◆ **Given instruction**: Repeat each line exactly, leaving nothing out.
>> START Provided entries
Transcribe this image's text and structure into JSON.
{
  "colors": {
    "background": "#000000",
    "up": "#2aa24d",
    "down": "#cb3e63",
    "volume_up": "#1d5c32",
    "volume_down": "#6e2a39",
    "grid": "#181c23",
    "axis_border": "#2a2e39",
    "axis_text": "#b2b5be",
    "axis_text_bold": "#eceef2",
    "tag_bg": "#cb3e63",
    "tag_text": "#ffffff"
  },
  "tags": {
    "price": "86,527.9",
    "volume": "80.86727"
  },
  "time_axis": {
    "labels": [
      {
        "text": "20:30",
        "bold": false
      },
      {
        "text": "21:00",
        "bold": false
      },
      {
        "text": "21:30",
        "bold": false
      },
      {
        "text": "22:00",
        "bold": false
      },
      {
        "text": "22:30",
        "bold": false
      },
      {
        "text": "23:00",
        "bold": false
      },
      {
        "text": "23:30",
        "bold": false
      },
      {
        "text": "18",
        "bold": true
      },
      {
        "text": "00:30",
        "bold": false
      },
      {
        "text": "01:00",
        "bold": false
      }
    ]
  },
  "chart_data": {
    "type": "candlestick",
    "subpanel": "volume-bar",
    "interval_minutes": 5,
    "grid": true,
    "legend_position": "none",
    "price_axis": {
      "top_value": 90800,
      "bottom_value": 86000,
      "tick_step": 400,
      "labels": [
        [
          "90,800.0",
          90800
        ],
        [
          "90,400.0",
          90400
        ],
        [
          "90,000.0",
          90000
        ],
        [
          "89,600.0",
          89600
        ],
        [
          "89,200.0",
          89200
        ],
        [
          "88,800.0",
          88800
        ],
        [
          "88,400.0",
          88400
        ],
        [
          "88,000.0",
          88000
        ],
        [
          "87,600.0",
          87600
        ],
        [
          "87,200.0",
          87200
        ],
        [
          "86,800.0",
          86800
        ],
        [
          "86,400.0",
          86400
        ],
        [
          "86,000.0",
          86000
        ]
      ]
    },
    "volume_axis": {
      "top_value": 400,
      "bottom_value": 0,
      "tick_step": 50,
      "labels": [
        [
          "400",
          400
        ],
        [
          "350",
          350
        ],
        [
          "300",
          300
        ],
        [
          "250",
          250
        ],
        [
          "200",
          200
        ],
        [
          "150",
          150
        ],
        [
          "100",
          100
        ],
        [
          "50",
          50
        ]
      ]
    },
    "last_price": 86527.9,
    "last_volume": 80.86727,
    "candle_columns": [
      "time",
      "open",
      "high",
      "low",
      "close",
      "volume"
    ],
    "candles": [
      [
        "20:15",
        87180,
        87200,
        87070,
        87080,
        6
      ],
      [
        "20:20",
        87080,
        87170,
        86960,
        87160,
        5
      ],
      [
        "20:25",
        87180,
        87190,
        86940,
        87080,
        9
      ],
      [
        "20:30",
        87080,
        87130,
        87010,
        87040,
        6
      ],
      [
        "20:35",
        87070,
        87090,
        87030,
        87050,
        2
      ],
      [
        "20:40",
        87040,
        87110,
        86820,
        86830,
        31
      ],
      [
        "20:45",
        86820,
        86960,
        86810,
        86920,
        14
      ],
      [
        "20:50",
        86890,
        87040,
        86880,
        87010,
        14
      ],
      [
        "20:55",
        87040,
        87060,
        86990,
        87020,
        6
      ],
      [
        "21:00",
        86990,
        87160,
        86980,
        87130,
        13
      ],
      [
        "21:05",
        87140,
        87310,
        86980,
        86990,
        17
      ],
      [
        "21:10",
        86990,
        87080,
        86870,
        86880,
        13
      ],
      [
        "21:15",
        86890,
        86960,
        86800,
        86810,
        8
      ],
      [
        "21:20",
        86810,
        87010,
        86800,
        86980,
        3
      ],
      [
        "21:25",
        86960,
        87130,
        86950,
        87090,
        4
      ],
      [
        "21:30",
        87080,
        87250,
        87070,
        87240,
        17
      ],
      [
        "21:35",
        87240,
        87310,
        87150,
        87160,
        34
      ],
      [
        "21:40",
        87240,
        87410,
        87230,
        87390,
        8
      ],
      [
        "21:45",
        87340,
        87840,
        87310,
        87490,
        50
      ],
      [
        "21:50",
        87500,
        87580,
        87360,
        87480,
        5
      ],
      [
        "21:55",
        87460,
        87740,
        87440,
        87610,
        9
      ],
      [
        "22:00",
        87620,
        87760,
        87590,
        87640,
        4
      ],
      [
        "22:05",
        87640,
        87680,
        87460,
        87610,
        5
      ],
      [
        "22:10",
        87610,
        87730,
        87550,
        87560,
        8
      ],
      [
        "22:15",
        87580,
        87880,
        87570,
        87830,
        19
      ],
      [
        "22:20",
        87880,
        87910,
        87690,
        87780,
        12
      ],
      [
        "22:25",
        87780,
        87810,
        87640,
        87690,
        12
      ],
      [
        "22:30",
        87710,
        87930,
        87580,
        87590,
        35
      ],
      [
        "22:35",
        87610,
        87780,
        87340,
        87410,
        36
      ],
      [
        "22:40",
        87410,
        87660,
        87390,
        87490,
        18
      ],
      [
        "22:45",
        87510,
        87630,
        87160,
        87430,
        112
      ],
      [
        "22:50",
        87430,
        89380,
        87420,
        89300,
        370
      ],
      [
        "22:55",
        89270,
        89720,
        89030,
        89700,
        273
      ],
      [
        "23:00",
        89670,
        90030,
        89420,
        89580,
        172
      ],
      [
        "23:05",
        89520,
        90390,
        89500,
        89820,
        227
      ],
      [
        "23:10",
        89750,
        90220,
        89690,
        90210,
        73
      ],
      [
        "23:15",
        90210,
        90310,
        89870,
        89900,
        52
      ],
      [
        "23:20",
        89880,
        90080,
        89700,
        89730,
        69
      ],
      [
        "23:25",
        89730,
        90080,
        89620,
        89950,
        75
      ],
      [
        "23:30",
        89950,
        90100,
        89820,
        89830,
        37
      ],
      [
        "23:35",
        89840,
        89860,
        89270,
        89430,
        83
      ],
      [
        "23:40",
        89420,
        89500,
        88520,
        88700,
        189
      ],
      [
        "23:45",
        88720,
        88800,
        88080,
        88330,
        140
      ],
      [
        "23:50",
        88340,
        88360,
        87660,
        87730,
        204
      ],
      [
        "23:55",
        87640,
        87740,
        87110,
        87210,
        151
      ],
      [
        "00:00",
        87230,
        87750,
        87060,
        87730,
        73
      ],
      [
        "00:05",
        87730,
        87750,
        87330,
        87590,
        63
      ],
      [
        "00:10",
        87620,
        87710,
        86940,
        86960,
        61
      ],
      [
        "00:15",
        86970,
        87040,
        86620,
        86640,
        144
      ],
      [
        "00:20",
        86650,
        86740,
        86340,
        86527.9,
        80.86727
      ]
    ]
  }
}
>> END Provided entries
◆ **Problem solution**:
Transcribe this image's text and structure into JSON.
{
  "colors": {
    "background": "#000000",
    "up": "#2aa24d",
    "down": "#cb3e63",
    "volume_up": "#1d5c32",
    "volume_down": "#6e2a39",
    "grid": "#181c23",
    "axis_border": "#2a2e39",
    "axis_text": "#b2b5be",
    "axis_text_bold": "#eceef2",
    "tag_bg": "#cb3e63",
    "tag_text": "#ffffff"
  },
  "tags": {
    "price": "86,527.9",
    "volume": "80.86727"
  },
  "time_axis": {
    "labels": [
      {
        "text": "20:30",
        "bold": false
      },
      {
        "text": "21:00",
        "bold": false
      },
      {
        "text": "21:30",
        "bold": false
      },
      {
        "text": "22:00",
        "bold": false
      },
      {
        "text": "22:30",
        "bold": false
      },
      {
        "text": "23:00",
        "bold": false
      },
      {
        "text": "23:30",
        "bold": false
      },
      {
        "text": "18",
        "bold": true
      },
      {
        "text": "00:30",
        "bold": false
      },
      {
        "text": "01:00",
        "bold": false
      }
    ]
  },
  "chart_data": {
    "type": "candlestick",
    "subpanel": "volume-bar",
    "interval_minutes": 5,
    "grid": true,
    "legend_position": "none",
    "price_axis": {
      "top_value": 90800,
      "bottom_value": 86000,
      "tick_step": 400,
      "labels": [
        [
          "90,800.0",
          90800
        ],
        [
          "90,400.0",
          90400
        ],
        [
          "90,000.0",
          90000
        ],
        [
          "89,600.0",
          89600
        ],
        [
          "89,200.0",
          89200
        ],
        [
          "88,800.0",
          88800
        ],
        [
          "88,400.0",
          88400
        ],
        [
          "88,000.0",
          88000
        ],
        [
          "87,600.0",
          87600
        ],
        [
          "87,200.0",
          87200
        ],
        [
          "86,800.0",
          86800
        ],
        [
          "86,400.0",
          86400
        ],
        [
          "86,000.0",
          86000
        ]
      ]
    },
    "volume_axis": {
      "top_value": 400,
      "bottom_value": 0,
      "tick_step": 50,
      "labels": [
        [
          "400",
          400
        ],
        [
          "350",
          350
        ],
        [
          "300",
          300
        ],
        [
          "250",
          250
        ],
        [
          "200",
          200
        ],
        [
          "150",
          150
        ],
        [
          "100",
          100
        ],
        [
          "50",
          50
        ]
      ]
    },
    "last_price": 86527.9,
    "last_volume": 80.86727,
    "candle_columns": [
      "time",
      "open",
      "high",
      "low",
      "close",
      "volume"
    ],
    "candles": [
      [
        "20:15",
        87180,
        87200,
        87070,
        87080,
        6
      ],
      [
        "20:20",
        87080,
        87170,
        86960,
        87160,
        5
      ],
      [
        "20:25",
        87180,
        87190,
        86940,
        87080,
        9
      ],
      [
        "20:30",
        87080,
        87130,
        87010,
        87040,
        6
      ],
      [
        "20:35",
        87070,
        87090,
        87030,
        87050,
        2
      ],
      [
        "20:40",
        87040,
        87110,
        86820,
        86830,
        31
      ],
      [
        "20:45",
        86820,
        86960,
        86810,
        86920,
        14
      ],
      [
        "20:50",
        86890,
        87040,
        86880,
        87010,
        14
      ],
      [
        "20:55",
        87040,
        87060,
        86990,
        87020,
        6
      ],
      [
        "21:00",
        86990,
        87160,
        86980,
        87130,
        13
      ],
      [
        "21:05",
        87140,
        87310,
        86980,
        86990,
        17
      ],
      [
        "21:10",
        86990,
        87080,
        86870,
        86880,
        13
      ],
      [
        "21:15",
        86890,
        86960,
        86800,
        86810,
        8
      ],
      [
        "21:20",
        86810,
        87010,
        86800,
        86980,
        3
      ],
      [
        "21:25",
        86960,
        87130,
        86950,
        87090,
        4
      ],
      [
        "21:30",
        87080,
        87250,
        87070,
        87240,
        17
      ],
      [
        "21:35",
        87240,
        87310,
        87150,
        87160,
        34
      ],
      [
        "21:40",
        87240,
        87410,
        87230,
        87390,
        8
      ],
      [
        "21:45",
        87340,
        87840,
        87310,
        87490,
        50
      ],
      [
        "21:50",
        87500,
        87580,
        87360,
        87480,
        5
      ],
      [
        "21:55",
        87460,
        87740,
        87440,
        87610,
        9
      ],
      [
        "22:00",
        87620,
        87760,
        87590,
        87640,
        4
      ],
      [
        "22:05",
        87640,
        87680,
        87460,
        87610,
        5
      ],
      [
        "22:10",
        87610,
        87730,
        87550,
        87560,
        8
      ],
      [
        "22:15",
        87580,
        87880,
        87570,
        87830,
        19
      ],
      [
        "22:20",
        87880,
        87910,
        87690,
        87780,
        12
      ],
      [
        "22:25",
        87780,
        87810,
        87640,
        87690,
        12
      ],
      [
        "22:30",
        87710,
        87930,
        87580,
        87590,
        35
      ],
      [
        "22:35",
        87610,
        87780,
        87340,
        87410,
        36
      ],
      [
        "22:40",
        87410,
        87660,
        87390,
        87490,
        18
      ],
      [
        "22:45",
        87510,
        87630,
        87160,
        87430,
        112
      ],
      [
        "22:50",
        87430,
        89380,
        87420,
        89300,
        370
      ],
      [
        "22:55",
        89270,
        89720,
        89030,
        89700,
        273
      ],
      [
        "23:00",
        89670,
        90030,
        89420,
        89580,
        172
      ],
      [
        "23:05",
        89520,
        90390,
        89500,
        89820,
        227
      ],
      [
        "23:10",
        89750,
        90220,
        89690,
        90210,
        73
      ],
      [
        "23:15",
        90210,
        90310,
        89870,
        89900,
        52
      ],
      [
        "23:20",
        89880,
        90080,
        89700,
        89730,
        69
      ],
      [
        "23:25",
        89730,
        90080,
        89620,
        89950,
        75
      ],
      [
        "23:30",
        89950,
        90100,
        89820,
        89830,
        37
      ],
      [
        "23:35",
        89840,
        89860,
        89270,
        89430,
        83
      ],
      [
        "23:40",
        89420,
        89500,
        88520,
        88700,
        189
      ],
      [
        "23:45",
        88720,
        88800,
        88080,
        88330,
        140
      ],
      [
        "23:50",
        88340,
        88360,
        87660,
        87730,
        204
      ],
      [
        "23:55",
        87640,
        87740,
        87110,
        87210,
        151
      ],
      [
        "00:00",
        87230,
        87750,
        87060,
        87730,
        73
      ],
      [
        "00:05",
        87730,
        87750,
        87330,
        87590,
        63
      ],
      [
        "00:10",
        87620,
        87710,
        86940,
        86960,
        61
      ],
      [
        "00:15",
        86970,
        87040,
        86620,
        86640,
        144
      ],
      [
        "00:20",
        86650,
        86740,
        86340,
        86527.9,
        80.86727
      ]
    ]
  }
}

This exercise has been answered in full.